- Exercise directions: Go through the entries one line at a time, and gather every line that has the word "type".

- Entries:
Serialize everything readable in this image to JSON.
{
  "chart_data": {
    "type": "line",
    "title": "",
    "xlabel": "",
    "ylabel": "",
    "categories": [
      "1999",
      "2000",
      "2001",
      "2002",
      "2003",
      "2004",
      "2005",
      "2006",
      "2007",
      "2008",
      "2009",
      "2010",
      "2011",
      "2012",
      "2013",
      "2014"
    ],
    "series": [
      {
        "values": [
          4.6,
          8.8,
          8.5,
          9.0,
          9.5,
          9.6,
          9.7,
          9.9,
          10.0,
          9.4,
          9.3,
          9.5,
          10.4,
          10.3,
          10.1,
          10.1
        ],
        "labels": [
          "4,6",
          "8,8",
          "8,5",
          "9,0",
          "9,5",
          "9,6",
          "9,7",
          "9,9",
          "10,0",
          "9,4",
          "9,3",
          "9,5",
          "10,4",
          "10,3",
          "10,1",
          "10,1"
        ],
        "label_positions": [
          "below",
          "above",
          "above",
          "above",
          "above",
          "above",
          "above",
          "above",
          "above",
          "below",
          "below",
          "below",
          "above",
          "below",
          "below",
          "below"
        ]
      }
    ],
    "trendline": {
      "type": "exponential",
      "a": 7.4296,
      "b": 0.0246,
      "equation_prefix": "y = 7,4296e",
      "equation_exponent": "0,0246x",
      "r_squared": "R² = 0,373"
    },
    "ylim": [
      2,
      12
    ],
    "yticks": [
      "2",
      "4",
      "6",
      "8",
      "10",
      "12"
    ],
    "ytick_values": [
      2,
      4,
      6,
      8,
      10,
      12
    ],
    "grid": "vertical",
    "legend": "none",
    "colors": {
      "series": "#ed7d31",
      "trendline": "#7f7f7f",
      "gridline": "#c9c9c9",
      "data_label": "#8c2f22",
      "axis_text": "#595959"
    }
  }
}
---
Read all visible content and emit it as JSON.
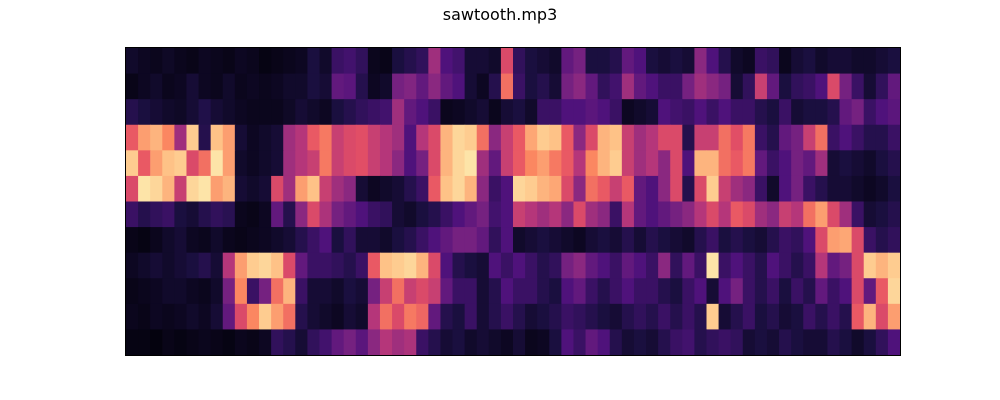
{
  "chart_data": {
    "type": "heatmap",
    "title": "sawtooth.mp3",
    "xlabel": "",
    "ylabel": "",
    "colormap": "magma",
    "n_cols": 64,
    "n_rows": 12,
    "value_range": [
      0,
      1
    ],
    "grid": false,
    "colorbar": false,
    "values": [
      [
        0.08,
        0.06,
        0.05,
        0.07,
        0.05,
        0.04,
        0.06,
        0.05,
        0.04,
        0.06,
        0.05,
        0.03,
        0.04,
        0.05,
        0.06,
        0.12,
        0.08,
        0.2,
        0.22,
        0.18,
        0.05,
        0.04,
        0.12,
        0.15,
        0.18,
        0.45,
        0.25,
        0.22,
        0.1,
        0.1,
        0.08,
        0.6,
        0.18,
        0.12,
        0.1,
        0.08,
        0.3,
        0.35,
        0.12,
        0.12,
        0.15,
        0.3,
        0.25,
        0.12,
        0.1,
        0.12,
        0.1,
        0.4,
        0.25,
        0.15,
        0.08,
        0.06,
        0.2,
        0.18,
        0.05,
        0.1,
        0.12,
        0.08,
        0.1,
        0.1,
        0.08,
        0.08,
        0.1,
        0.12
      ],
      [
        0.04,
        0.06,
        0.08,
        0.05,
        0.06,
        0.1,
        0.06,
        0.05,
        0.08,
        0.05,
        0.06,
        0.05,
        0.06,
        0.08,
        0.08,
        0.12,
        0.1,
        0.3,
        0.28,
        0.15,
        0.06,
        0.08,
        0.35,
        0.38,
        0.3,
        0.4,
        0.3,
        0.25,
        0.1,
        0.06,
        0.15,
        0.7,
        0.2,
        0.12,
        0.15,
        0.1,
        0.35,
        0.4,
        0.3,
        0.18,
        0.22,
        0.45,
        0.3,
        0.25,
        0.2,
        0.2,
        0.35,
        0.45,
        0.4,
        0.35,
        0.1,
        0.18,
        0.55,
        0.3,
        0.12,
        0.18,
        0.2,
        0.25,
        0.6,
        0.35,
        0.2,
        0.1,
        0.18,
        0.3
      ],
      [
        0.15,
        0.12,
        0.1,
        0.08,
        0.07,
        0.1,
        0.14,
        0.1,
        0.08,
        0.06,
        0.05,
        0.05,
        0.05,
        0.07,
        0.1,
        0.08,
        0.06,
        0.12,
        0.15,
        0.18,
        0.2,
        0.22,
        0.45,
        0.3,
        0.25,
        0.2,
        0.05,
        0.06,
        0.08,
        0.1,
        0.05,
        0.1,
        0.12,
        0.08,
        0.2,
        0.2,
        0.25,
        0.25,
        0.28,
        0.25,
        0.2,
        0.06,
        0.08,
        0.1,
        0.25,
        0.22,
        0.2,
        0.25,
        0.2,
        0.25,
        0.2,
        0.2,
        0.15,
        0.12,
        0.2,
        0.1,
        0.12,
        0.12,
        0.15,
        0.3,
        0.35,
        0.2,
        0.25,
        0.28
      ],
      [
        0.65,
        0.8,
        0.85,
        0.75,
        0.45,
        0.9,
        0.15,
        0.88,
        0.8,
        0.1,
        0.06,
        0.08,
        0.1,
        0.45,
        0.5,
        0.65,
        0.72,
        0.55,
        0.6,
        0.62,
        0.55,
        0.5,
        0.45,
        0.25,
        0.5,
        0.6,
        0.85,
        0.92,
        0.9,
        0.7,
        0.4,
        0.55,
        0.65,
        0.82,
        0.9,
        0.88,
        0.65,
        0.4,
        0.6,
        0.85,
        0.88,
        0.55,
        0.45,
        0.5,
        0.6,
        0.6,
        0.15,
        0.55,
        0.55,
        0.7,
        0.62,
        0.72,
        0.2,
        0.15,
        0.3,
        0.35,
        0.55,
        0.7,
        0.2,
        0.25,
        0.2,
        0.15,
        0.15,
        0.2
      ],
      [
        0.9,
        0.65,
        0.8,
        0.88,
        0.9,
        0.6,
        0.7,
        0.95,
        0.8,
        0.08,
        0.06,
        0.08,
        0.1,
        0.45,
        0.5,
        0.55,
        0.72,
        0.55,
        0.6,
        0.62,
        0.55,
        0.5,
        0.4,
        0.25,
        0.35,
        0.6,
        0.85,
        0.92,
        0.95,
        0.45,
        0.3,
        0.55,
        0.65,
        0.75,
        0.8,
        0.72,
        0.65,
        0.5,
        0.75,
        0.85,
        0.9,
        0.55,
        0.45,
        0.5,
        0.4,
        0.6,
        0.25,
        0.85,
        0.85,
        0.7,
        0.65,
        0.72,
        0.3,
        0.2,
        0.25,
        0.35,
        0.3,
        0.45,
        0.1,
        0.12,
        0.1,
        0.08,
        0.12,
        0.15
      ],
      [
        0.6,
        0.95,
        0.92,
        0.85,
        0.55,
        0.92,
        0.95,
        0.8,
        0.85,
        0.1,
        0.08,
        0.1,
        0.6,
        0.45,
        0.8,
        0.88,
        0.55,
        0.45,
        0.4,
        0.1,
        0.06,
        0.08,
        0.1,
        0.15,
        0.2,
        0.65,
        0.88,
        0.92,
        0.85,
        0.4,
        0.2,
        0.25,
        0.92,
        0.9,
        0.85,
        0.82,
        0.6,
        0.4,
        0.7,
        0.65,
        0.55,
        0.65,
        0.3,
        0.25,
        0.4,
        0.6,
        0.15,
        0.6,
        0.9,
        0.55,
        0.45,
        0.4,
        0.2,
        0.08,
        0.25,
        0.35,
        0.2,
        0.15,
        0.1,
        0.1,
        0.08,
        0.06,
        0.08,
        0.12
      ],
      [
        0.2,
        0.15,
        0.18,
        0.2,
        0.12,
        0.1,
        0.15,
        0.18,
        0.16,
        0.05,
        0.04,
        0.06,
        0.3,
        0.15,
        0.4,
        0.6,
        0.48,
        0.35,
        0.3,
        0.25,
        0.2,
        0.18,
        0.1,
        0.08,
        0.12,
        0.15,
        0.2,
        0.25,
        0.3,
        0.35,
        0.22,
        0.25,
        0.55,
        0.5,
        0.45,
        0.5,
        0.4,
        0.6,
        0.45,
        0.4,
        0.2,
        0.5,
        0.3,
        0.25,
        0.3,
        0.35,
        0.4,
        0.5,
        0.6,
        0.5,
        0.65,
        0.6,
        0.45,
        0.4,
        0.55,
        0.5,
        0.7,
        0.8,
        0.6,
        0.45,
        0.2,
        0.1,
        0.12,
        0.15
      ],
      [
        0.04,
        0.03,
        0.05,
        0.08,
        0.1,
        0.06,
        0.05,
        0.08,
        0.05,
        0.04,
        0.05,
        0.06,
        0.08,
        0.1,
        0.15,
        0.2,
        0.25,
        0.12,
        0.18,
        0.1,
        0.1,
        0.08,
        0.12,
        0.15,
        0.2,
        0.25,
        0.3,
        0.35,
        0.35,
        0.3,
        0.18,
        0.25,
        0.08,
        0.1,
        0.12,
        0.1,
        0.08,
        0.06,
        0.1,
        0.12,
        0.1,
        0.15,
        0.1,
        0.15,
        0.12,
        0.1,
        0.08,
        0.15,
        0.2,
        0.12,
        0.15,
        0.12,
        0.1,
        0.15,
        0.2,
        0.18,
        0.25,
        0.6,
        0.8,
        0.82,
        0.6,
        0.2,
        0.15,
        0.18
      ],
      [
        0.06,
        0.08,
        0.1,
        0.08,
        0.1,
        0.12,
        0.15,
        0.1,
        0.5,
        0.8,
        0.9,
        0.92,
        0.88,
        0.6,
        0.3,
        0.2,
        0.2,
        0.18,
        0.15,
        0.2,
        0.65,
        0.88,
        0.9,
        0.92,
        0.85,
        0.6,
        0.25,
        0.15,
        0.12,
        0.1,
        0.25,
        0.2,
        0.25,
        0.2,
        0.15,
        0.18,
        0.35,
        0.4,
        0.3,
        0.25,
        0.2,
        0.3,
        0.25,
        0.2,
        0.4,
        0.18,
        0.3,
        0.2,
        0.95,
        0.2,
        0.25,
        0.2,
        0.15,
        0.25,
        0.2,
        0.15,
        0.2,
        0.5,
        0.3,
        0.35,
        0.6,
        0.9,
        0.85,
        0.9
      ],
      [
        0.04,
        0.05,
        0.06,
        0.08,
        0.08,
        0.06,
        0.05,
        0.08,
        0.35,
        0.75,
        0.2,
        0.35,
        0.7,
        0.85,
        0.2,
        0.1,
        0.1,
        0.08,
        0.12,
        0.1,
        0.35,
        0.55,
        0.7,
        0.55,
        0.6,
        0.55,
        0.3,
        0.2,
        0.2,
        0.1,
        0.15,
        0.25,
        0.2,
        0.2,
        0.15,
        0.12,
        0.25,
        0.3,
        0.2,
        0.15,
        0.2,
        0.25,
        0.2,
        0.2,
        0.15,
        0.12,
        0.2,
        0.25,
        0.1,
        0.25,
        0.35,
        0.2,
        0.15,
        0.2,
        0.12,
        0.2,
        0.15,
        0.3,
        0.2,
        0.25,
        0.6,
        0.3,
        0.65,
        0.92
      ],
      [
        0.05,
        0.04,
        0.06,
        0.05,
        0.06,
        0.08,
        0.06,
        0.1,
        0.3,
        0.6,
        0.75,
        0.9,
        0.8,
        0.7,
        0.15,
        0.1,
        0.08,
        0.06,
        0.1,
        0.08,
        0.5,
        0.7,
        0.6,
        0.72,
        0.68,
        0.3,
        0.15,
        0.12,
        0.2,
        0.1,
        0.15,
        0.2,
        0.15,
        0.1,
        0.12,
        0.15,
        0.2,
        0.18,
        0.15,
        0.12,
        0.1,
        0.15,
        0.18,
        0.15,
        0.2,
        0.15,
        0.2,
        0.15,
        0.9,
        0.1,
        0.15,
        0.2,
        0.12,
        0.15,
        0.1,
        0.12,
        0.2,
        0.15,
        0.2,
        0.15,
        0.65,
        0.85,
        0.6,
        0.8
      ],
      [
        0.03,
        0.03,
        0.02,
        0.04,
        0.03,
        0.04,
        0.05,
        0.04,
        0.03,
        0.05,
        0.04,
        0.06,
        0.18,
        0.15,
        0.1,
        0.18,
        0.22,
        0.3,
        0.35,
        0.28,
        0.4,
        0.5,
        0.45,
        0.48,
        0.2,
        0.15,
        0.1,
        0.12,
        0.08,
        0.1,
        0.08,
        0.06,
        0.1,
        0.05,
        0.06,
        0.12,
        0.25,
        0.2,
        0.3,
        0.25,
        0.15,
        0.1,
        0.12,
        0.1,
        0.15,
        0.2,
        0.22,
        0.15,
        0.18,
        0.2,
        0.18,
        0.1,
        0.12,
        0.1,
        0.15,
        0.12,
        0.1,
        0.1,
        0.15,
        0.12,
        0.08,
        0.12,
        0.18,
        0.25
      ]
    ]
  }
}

- Response to this task:
    "type": "line",
      "type": "exponential",
    "type": "heatmap",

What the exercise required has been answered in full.